__WORK TO DO__
Identify the lines that contain the string "content", then copy each of them.

__RECORDS FOR THIS EXERCISE__
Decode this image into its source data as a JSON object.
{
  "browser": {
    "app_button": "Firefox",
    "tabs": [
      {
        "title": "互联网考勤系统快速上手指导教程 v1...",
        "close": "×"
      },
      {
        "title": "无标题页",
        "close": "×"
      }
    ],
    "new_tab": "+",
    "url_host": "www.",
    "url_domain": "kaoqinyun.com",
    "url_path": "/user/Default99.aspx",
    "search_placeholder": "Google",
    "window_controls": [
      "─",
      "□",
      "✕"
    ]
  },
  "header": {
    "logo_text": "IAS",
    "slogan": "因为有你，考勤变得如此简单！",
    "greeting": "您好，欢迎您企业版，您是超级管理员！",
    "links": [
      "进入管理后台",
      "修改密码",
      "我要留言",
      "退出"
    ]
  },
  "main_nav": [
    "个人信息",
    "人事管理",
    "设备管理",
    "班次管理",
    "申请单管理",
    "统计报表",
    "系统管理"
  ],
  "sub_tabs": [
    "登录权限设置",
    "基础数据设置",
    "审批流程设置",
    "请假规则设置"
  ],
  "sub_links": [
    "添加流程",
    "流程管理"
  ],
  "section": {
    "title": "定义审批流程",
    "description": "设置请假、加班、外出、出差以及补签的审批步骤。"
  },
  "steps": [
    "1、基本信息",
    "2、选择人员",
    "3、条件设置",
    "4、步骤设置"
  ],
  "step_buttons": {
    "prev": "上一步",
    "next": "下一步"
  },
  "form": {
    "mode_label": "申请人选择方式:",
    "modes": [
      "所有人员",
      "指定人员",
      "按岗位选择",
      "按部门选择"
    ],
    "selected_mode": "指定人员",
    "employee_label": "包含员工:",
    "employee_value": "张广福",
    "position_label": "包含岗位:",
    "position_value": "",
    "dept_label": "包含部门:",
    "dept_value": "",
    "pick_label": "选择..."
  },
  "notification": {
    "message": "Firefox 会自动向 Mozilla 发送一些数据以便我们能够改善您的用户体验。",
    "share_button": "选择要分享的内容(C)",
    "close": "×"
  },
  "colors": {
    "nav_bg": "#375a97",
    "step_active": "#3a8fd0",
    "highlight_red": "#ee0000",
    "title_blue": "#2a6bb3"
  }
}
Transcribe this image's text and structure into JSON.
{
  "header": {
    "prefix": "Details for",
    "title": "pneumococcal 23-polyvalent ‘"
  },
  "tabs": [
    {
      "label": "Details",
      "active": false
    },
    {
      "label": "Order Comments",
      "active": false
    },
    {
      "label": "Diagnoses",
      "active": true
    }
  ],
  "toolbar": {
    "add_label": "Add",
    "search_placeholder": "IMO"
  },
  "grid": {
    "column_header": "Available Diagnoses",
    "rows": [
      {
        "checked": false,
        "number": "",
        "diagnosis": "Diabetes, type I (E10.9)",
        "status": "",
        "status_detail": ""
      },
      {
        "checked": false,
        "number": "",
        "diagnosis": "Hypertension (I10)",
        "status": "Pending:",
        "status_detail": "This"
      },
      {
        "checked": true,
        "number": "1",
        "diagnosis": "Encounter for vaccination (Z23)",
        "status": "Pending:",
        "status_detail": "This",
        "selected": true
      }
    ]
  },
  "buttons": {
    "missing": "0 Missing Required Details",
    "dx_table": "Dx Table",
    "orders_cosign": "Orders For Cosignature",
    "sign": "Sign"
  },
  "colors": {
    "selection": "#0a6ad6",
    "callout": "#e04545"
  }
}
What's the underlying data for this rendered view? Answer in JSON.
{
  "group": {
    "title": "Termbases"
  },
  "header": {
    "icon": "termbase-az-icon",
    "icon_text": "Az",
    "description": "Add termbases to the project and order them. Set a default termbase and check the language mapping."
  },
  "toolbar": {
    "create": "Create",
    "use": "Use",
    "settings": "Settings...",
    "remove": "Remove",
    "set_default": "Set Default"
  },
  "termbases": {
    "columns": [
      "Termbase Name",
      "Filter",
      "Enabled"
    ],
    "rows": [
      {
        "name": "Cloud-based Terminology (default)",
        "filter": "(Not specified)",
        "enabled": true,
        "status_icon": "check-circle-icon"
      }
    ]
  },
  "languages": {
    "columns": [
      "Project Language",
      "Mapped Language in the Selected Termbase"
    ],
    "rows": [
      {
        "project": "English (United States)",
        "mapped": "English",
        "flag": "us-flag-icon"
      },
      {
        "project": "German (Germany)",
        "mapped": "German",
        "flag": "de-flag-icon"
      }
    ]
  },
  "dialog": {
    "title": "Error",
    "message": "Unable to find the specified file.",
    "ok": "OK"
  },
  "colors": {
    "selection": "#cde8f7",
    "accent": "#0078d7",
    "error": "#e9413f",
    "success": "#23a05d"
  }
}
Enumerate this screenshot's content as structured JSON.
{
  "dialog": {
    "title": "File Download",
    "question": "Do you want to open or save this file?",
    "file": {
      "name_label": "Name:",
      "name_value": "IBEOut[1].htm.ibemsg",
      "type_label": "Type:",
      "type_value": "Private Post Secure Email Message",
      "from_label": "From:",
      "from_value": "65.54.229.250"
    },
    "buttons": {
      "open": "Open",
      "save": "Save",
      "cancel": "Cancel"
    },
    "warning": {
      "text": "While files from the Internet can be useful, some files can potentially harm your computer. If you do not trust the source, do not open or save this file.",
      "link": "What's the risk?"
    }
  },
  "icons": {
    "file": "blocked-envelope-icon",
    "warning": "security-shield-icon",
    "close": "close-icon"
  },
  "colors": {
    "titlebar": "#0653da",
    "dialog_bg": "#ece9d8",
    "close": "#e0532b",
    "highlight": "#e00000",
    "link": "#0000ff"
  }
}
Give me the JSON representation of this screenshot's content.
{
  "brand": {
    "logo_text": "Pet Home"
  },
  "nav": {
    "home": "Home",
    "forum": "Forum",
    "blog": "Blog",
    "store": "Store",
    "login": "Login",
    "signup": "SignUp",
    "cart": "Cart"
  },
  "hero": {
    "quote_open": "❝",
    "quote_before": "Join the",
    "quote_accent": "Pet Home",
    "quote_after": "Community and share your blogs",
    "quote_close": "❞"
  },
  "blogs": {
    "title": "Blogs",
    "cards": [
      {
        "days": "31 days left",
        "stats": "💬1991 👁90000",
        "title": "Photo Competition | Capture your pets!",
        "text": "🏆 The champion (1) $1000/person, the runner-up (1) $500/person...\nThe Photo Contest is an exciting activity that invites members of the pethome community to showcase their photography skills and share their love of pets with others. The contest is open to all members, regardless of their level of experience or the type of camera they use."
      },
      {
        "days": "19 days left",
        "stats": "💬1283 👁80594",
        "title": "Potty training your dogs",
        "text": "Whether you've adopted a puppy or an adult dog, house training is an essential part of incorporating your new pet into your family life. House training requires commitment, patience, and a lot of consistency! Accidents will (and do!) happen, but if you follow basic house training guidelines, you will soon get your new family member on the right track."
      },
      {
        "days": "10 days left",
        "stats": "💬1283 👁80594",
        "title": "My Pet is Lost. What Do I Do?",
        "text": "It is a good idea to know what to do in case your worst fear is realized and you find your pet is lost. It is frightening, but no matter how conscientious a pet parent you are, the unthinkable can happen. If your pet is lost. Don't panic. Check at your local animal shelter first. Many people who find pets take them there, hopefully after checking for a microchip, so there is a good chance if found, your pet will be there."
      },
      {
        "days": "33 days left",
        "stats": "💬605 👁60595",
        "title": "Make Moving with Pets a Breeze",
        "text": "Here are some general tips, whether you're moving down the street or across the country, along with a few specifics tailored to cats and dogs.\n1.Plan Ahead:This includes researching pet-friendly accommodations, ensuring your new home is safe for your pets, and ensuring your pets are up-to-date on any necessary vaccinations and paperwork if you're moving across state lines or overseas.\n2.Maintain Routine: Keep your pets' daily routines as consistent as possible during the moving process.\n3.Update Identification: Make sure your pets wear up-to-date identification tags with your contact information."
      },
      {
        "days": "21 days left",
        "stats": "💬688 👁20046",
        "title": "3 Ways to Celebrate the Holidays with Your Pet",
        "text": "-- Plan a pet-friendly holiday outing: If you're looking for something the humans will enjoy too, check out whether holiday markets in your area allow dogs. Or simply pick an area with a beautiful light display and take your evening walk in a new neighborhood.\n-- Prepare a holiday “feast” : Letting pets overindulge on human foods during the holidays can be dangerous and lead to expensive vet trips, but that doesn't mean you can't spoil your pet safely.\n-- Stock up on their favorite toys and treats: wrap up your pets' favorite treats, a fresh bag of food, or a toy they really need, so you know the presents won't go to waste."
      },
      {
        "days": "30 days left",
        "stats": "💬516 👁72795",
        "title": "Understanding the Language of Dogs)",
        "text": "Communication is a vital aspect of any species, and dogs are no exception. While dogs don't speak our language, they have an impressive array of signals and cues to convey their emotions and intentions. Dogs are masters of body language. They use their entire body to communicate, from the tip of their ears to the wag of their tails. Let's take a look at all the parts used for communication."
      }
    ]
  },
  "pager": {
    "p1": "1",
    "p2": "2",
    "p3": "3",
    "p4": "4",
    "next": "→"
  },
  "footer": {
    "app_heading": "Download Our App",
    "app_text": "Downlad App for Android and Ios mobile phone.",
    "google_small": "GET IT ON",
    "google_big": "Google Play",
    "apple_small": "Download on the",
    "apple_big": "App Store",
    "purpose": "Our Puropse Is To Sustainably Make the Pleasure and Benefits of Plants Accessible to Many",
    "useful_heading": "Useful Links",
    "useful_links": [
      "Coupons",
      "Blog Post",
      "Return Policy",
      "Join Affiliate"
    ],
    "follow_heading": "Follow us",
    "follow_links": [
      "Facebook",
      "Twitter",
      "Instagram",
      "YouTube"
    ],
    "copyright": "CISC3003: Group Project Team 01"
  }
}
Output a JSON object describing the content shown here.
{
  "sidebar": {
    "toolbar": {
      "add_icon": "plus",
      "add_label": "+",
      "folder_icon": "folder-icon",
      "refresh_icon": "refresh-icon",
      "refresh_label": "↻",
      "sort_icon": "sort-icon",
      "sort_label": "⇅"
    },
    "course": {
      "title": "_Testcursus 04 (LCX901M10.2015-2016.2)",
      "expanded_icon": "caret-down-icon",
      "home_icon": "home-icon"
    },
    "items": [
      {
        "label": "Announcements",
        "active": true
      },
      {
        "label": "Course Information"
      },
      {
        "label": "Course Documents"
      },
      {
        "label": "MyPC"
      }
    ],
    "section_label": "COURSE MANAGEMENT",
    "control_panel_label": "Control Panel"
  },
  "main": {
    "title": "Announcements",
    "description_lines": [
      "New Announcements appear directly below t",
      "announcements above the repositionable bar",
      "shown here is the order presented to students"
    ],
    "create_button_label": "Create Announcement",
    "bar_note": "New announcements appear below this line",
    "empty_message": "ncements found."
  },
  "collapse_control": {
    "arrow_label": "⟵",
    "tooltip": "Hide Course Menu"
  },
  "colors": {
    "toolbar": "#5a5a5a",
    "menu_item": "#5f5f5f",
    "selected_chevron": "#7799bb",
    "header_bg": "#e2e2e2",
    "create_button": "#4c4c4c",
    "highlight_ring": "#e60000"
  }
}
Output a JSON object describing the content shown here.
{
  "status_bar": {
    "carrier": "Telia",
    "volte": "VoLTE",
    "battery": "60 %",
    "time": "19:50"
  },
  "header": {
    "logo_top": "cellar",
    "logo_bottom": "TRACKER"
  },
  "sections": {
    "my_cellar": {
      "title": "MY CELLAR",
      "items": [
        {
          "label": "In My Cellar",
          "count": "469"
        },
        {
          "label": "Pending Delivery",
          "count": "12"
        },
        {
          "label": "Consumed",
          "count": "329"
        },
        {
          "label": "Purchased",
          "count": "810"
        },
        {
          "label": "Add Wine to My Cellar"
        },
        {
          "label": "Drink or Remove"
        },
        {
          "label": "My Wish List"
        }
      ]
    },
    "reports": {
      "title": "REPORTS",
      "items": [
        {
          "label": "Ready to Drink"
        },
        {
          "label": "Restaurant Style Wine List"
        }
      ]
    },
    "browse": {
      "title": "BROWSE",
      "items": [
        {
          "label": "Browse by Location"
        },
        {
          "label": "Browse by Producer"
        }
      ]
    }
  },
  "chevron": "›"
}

__COMPLETE ANSWER__
Enumerate this screenshot's content as structured JSON.
Give me the JSON representation of this screenshot's content.
Output a JSON object describing the content shown here.
Output a JSON object describing the content shown here.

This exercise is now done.